[Data entries for graphics]

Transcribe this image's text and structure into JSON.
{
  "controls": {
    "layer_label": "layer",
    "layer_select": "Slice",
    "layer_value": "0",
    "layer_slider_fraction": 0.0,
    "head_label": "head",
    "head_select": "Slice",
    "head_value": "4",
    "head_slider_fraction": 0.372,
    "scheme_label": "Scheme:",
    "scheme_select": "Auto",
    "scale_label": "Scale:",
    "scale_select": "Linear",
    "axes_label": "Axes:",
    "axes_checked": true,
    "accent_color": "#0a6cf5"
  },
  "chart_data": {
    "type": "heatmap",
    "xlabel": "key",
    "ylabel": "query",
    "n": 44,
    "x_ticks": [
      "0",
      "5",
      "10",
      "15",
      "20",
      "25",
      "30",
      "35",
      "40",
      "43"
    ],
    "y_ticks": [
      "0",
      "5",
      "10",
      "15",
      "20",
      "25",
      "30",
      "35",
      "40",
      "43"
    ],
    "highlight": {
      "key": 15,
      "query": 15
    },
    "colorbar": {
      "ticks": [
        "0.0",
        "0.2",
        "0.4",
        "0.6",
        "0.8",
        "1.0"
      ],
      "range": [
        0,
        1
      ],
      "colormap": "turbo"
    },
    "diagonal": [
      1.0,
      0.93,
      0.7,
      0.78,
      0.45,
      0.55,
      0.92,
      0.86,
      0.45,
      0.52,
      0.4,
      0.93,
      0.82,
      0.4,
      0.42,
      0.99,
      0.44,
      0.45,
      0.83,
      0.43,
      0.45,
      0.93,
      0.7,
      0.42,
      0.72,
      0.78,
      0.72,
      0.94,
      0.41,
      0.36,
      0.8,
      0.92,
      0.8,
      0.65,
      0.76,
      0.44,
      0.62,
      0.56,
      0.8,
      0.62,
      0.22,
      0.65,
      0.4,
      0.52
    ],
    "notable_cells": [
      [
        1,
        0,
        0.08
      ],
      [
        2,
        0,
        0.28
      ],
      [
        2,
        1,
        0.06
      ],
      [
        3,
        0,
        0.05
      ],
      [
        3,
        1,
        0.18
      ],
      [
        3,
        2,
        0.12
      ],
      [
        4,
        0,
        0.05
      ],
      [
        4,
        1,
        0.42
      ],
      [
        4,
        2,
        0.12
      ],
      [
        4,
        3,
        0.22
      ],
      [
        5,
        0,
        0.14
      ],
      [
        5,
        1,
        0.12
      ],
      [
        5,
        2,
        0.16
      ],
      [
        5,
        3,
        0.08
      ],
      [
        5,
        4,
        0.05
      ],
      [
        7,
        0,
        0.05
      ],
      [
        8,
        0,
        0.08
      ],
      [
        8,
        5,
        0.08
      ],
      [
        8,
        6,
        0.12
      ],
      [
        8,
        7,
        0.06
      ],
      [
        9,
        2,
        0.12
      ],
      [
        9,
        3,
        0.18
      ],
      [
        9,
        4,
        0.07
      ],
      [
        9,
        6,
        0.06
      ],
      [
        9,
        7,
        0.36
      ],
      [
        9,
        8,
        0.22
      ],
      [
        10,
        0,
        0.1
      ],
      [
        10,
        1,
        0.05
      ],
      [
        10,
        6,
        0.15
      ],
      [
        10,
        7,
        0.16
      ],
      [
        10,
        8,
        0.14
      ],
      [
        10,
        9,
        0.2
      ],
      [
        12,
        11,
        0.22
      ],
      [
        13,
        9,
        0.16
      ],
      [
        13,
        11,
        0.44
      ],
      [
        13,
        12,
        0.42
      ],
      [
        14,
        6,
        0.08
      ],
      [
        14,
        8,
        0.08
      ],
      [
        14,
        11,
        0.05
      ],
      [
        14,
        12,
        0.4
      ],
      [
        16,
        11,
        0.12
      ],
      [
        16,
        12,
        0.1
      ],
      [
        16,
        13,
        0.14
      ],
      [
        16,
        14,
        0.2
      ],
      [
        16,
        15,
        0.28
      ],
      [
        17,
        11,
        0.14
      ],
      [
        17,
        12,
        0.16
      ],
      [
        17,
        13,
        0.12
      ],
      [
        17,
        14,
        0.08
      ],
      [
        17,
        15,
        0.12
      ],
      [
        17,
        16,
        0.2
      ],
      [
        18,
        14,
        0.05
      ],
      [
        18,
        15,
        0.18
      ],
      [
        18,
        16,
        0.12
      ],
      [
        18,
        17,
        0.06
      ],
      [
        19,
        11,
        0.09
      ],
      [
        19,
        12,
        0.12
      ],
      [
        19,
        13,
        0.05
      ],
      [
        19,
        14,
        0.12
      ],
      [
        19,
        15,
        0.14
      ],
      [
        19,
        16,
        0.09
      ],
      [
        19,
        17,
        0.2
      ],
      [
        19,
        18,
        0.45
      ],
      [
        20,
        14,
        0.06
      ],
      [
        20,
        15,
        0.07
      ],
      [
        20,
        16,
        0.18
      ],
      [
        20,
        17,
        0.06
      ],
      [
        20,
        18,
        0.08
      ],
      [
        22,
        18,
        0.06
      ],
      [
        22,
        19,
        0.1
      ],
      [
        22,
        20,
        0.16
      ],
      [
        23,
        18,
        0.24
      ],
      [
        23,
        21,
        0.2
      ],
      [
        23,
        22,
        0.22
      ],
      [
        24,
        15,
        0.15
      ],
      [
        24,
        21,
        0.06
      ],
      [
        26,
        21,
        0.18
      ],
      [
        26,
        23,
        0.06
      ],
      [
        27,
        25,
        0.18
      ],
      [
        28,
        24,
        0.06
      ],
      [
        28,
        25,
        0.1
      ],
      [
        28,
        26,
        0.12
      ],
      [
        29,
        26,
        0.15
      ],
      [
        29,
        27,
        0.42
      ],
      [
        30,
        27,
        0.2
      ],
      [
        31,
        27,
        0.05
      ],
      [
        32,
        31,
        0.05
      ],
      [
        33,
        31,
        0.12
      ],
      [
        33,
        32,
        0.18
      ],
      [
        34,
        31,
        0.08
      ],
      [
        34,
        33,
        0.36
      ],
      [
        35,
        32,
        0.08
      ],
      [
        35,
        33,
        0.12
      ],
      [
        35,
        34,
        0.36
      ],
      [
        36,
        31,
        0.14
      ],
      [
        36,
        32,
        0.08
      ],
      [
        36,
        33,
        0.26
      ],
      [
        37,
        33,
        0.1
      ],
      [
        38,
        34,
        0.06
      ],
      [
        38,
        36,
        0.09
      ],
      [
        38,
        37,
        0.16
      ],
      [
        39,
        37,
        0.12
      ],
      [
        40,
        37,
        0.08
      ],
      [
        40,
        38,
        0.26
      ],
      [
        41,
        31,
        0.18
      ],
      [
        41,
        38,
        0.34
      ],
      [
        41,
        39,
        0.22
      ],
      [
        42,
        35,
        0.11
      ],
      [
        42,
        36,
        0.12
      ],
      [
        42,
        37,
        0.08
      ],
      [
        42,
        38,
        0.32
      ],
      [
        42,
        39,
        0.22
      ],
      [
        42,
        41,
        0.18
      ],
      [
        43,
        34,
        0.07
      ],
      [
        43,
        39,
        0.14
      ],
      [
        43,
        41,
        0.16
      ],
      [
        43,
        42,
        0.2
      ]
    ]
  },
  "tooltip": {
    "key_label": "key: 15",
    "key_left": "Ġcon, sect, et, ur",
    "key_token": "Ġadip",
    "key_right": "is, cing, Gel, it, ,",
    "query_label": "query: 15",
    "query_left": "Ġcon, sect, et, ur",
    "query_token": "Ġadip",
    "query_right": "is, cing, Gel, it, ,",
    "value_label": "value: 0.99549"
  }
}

◆ **YOUR TASK**
All of the data needs to be reproduced exactly, with no line missing.

◆ **RESPONSE BELOW**
Transcribe this image's text and structure into JSON.
{
  "controls": {
    "layer_label": "layer",
    "layer_select": "Slice",
    "layer_value": "0",
    "layer_slider_fraction": 0.0,
    "head_label": "head",
    "head_select": "Slice",
    "head_value": "4",
    "head_slider_fraction": 0.372,
    "scheme_label": "Scheme:",
    "scheme_select": "Auto",
    "scale_label": "Scale:",
    "scale_select": "Linear",
    "axes_label": "Axes:",
    "axes_checked": true,
    "accent_color": "#0a6cf5"
  },
  "chart_data": {
    "type": "heatmap",
    "xlabel": "key",
    "ylabel": "query",
    "n": 44,
    "x_ticks": [
      "0",
      "5",
      "10",
      "15",
      "20",
      "25",
      "30",
      "35",
      "40",
      "43"
    ],
    "y_ticks": [
      "0",
      "5",
      "10",
      "15",
      "20",
      "25",
      "30",
      "35",
      "40",
      "43"
    ],
    "highlight": {
      "key": 15,
      "query": 15
    },
    "colorbar": {
      "ticks": [
        "0.0",
        "0.2",
        "0.4",
        "0.6",
        "0.8",
        "1.0"
      ],
      "range": [
        0,
        1
      ],
      "colormap": "turbo"
    },
    "diagonal": [
      1.0,
      0.93,
      0.7,
      0.78,
      0.45,
      0.55,
      0.92,
      0.86,
      0.45,
      0.52,
      0.4,
      0.93,
      0.82,
      0.4,
      0.42,
      0.99,
      0.44,
      0.45,
      0.83,
      0.43,
      0.45,
      0.93,
      0.7,
      0.42,
      0.72,
      0.78,
      0.72,
      0.94,
      0.41,
      0.36,
      0.8,
      0.92,
      0.8,
      0.65,
      0.76,
      0.44,
      0.62,
      0.56,
      0.8,
      0.62,
      0.22,
      0.65,
      0.4,
      0.52
    ],
    "notable_cells": [
      [
        1,
        0,
        0.08
      ],
      [
        2,
        0,
        0.28
      ],
      [
        2,
        1,
        0.06
      ],
      [
        3,
        0,
        0.05
      ],
      [
        3,
        1,
        0.18
      ],
      [
        3,
        2,
        0.12
      ],
      [
        4,
        0,
        0.05
      ],
      [
        4,
        1,
        0.42
      ],
      [
        4,
        2,
        0.12
      ],
      [
        4,
        3,
        0.22
      ],
      [
        5,
        0,
        0.14
      ],
      [
        5,
        1,
        0.12
      ],
      [
        5,
        2,
        0.16
      ],
      [
        5,
        3,
        0.08
      ],
      [
        5,
        4,
        0.05
      ],
      [
        7,
        0,
        0.05
      ],
      [
        8,
        0,
        0.08
      ],
      [
        8,
        5,
        0.08
      ],
      [
        8,
        6,
        0.12
      ],
      [
        8,
        7,
        0.06
      ],
      [
        9,
        2,
        0.12
      ],
      [
        9,
        3,
        0.18
      ],
      [
        9,
        4,
        0.07
      ],
      [
        9,
        6,
        0.06
      ],
      [
        9,
        7,
        0.36
      ],
      [
        9,
        8,
        0.22
      ],
      [
        10,
        0,
        0.1
      ],
      [
        10,
        1,
        0.05
      ],
      [
        10,
        6,
        0.15
      ],
      [
        10,
        7,
        0.16
      ],
      [
        10,
        8,
        0.14
      ],
      [
        10,
        9,
        0.2
      ],
      [
        12,
        11,
        0.22
      ],
      [
        13,
        9,
        0.16
      ],
      [
        13,
        11,
        0.44
      ],
      [
        13,
        12,
        0.42
      ],
      [
        14,
        6,
        0.08
      ],
      [
        14,
        8,
        0.08
      ],
      [
        14,
        11,
        0.05
      ],
      [
        14,
        12,
        0.4
      ],
      [
        16,
        11,
        0.12
      ],
      [
        16,
        12,
        0.1
      ],
      [
        16,
        13,
        0.14
      ],
      [
        16,
        14,
        0.2
      ],
      [
        16,
        15,
        0.28
      ],
      [
        17,
        11,
        0.14
      ],
      [
        17,
        12,
        0.16
      ],
      [
        17,
        13,
        0.12
      ],
      [
        17,
        14,
        0.08
      ],
      [
        17,
        15,
        0.12
      ],
      [
        17,
        16,
        0.2
      ],
      [
        18,
        14,
        0.05
      ],
      [
        18,
        15,
        0.18
      ],
      [
        18,
        16,
        0.12
      ],
      [
        18,
        17,
        0.06
      ],
      [
        19,
        11,
        0.09
      ],
      [
        19,
        12,
        0.12
      ],
      [
        19,
        13,
        0.05
      ],
      [
        19,
        14,
        0.12
      ],
      [
        19,
        15,
        0.14
      ],
      [
        19,
        16,
        0.09
      ],
      [
        19,
        17,
        0.2
      ],
      [
        19,
        18,
        0.45
      ],
      [
        20,
        14,
        0.06
      ],
      [
        20,
        15,
        0.07
      ],
      [
        20,
        16,
        0.18
      ],
      [
        20,
        17,
        0.06
      ],
      [
        20,
        18,
        0.08
      ],
      [
        22,
        18,
        0.06
      ],
      [
        22,
        19,
        0.1
      ],
      [
        22,
        20,
        0.16
      ],
      [
        23,
        18,
        0.24
      ],
      [
        23,
        21,
        0.2
      ],
      [
        23,
        22,
        0.22
      ],
      [
        24,
        15,
        0.15
      ],
      [
        24,
        21,
        0.06
      ],
      [
        26,
        21,
        0.18
      ],
      [
        26,
        23,
        0.06
      ],
      [
        27,
        25,
        0.18
      ],
      [
        28,
        24,
        0.06
      ],
      [
        28,
        25,
        0.1
      ],
      [
        28,
        26,
        0.12
      ],
      [
        29,
        26,
        0.15
      ],
      [
        29,
        27,
        0.42
      ],
      [
        30,
        27,
        0.2
      ],
      [
        31,
        27,
        0.05
      ],
      [
        32,
        31,
        0.05
      ],
      [
        33,
        31,
        0.12
      ],
      [
        33,
        32,
        0.18
      ],
      [
        34,
        31,
        0.08
      ],
      [
        34,
        33,
        0.36
      ],
      [
        35,
        32,
        0.08
      ],
      [
        35,
        33,
        0.12
      ],
      [
        35,
        34,
        0.36
      ],
      [
        36,
        31,
        0.14
      ],
      [
        36,
        32,
        0.08
      ],
      [
        36,
        33,
        0.26
      ],
      [
        37,
        33,
        0.1
      ],
      [
        38,
        34,
        0.06
      ],
      [
        38,
        36,
        0.09
      ],
      [
        38,
        37,
        0.16
      ],
      [
        39,
        37,
        0.12
      ],
      [
        40,
        37,
        0.08
      ],
      [
        40,
        38,
        0.26
      ],
      [
        41,
        31,
        0.18
      ],
      [
        41,
        38,
        0.34
      ],
      [
        41,
        39,
        0.22
      ],
      [
        42,
        35,
        0.11
      ],
      [
        42,
        36,
        0.12
      ],
      [
        42,
        37,
        0.08
      ],
      [
        42,
        38,
        0.32
      ],
      [
        42,
        39,
        0.22
      ],
      [
        42,
        41,
        0.18
      ],
      [
        43,
        34,
        0.07
      ],
      [
        43,
        39,
        0.14
      ],
      [
        43,
        41,
        0.16
      ],
      [
        43,
        42,
        0.2
      ]
    ]
  },
  "tooltip": {
    "key_label": "key: 15",
    "key_left": "Ġcon, sect, et, ur",
    "key_token": "Ġadip",
    "key_right": "is, cing, Gel, it, ,",
    "query_label": "query: 15",
    "query_left": "Ġcon, sect, et, ur",
    "query_token": "Ġadip",
    "query_right": "is, cing, Gel, it, ,",
    "value_label": "value: 0.99549"
  }
}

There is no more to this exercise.